**Your objective:** Find every line with the string "скорости" in it, count them, and reply with that count only.
--- --- ---
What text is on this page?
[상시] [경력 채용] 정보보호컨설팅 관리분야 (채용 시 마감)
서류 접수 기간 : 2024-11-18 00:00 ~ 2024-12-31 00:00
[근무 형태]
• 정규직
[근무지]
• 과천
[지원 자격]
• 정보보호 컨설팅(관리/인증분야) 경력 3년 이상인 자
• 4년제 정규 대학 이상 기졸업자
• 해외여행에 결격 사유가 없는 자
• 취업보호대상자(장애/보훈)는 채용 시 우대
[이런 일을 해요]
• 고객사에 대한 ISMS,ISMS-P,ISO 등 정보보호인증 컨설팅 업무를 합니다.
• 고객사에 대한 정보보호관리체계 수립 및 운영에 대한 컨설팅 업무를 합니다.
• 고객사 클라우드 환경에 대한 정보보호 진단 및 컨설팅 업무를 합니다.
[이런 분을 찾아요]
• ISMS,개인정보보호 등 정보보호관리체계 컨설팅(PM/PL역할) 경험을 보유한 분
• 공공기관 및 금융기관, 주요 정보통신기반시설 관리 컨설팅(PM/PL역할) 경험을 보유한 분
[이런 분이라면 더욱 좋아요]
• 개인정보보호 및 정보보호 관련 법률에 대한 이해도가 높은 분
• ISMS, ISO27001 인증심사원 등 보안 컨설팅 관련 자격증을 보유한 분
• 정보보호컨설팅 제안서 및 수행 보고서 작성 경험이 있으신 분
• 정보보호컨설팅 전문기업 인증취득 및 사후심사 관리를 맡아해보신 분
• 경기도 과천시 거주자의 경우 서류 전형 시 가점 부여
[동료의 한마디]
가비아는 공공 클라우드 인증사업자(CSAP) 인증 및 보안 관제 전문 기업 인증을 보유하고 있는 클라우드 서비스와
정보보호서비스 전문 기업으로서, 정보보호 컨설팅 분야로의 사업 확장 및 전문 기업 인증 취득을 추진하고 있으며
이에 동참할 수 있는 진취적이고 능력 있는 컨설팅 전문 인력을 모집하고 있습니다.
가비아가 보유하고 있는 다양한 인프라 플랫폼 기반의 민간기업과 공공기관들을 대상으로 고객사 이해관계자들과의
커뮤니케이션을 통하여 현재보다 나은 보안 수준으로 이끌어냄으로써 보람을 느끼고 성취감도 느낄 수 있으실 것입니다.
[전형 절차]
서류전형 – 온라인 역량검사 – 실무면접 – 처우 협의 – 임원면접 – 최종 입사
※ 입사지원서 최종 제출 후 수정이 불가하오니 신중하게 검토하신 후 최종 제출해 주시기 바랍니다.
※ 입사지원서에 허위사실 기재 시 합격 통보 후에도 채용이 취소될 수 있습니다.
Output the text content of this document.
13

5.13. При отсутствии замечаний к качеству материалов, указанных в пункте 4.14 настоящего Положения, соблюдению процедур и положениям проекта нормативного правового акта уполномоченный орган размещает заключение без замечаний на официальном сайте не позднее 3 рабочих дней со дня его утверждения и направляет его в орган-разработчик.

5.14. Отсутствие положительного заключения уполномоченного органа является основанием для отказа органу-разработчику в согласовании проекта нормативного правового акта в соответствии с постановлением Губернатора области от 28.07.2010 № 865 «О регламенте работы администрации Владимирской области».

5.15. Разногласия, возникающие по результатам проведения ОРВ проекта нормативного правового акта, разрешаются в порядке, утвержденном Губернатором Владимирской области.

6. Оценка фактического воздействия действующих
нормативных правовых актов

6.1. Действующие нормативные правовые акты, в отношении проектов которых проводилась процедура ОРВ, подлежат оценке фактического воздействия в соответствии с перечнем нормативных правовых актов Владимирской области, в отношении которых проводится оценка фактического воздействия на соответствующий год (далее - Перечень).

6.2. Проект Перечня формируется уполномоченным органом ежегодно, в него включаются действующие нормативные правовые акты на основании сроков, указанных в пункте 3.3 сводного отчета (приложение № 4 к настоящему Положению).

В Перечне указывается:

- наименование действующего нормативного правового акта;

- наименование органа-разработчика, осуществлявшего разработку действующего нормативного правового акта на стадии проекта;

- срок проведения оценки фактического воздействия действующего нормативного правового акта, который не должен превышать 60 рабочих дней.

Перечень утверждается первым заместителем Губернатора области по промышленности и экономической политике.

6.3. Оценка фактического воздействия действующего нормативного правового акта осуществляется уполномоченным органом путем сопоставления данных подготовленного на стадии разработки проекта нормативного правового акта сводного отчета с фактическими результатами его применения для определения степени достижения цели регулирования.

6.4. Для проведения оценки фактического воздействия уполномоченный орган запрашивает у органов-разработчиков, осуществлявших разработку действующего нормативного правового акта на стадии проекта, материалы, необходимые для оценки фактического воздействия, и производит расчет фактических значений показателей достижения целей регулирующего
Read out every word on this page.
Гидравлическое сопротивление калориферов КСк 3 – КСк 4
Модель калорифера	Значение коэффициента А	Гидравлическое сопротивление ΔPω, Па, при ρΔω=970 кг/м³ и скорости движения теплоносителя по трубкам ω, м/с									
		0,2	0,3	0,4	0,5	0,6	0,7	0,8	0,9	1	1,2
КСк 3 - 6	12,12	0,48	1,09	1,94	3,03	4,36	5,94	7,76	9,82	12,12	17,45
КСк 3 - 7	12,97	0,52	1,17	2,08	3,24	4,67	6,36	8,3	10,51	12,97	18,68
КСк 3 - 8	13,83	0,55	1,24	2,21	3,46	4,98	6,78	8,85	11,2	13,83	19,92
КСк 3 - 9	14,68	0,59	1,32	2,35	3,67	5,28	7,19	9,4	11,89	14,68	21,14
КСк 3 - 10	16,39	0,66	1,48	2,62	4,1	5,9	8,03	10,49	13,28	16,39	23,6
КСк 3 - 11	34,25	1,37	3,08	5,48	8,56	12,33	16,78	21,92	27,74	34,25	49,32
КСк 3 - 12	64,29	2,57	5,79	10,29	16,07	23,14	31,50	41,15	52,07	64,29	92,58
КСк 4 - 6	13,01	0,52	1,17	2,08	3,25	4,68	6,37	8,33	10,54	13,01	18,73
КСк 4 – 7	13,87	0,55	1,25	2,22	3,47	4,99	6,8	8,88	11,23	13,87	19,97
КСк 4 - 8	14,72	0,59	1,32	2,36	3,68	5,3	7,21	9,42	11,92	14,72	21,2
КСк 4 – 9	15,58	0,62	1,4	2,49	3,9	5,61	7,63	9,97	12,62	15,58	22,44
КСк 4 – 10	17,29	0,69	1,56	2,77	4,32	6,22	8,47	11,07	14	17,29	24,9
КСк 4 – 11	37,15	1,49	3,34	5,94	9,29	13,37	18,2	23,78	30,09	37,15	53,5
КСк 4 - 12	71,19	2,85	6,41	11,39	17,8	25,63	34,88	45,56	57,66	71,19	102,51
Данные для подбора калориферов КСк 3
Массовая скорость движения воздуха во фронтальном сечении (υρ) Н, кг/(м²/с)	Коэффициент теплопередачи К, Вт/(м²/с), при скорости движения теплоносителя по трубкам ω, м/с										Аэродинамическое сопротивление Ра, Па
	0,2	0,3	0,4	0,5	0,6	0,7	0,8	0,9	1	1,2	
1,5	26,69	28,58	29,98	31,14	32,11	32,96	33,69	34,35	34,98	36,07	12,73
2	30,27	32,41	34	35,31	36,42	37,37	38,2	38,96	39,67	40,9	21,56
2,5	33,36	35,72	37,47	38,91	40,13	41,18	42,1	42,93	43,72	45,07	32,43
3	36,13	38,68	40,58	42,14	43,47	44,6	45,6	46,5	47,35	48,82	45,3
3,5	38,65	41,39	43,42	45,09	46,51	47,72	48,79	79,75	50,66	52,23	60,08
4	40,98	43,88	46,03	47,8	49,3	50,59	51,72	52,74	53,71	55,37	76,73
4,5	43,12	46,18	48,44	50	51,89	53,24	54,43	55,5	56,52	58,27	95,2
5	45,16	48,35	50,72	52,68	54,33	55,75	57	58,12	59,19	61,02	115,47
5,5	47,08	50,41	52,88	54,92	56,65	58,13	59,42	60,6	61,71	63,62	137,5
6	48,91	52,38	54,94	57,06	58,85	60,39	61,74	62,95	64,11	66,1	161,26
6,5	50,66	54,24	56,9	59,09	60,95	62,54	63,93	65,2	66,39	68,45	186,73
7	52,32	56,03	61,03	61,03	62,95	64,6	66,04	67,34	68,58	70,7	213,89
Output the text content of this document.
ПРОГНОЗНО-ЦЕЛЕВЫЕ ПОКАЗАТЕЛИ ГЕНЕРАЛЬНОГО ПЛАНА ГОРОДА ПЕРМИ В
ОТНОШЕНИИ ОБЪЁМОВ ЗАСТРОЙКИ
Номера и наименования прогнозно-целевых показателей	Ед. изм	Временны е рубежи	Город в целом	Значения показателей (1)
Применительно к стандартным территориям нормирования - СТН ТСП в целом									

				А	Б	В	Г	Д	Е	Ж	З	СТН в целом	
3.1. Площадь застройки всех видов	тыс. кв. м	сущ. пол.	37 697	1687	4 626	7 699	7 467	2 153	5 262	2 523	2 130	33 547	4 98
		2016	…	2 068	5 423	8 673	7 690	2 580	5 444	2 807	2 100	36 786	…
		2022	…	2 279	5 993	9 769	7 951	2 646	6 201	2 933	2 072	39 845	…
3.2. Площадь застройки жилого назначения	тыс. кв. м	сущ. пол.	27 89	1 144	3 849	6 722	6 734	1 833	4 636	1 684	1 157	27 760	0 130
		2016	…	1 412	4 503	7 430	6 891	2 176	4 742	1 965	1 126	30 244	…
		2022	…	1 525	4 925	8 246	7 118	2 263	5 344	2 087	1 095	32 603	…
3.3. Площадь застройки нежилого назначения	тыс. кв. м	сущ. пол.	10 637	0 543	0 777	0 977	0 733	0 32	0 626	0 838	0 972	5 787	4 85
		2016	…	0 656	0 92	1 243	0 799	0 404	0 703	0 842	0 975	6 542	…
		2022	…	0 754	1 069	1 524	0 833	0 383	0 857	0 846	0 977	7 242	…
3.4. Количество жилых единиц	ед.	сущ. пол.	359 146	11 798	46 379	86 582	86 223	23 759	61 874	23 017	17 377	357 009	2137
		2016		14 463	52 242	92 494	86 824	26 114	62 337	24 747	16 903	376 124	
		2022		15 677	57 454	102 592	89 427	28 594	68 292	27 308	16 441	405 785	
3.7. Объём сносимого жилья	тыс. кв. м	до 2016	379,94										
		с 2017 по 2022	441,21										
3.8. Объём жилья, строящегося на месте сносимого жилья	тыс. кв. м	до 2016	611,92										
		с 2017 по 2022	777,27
--- --- ---
**Correct result:** 2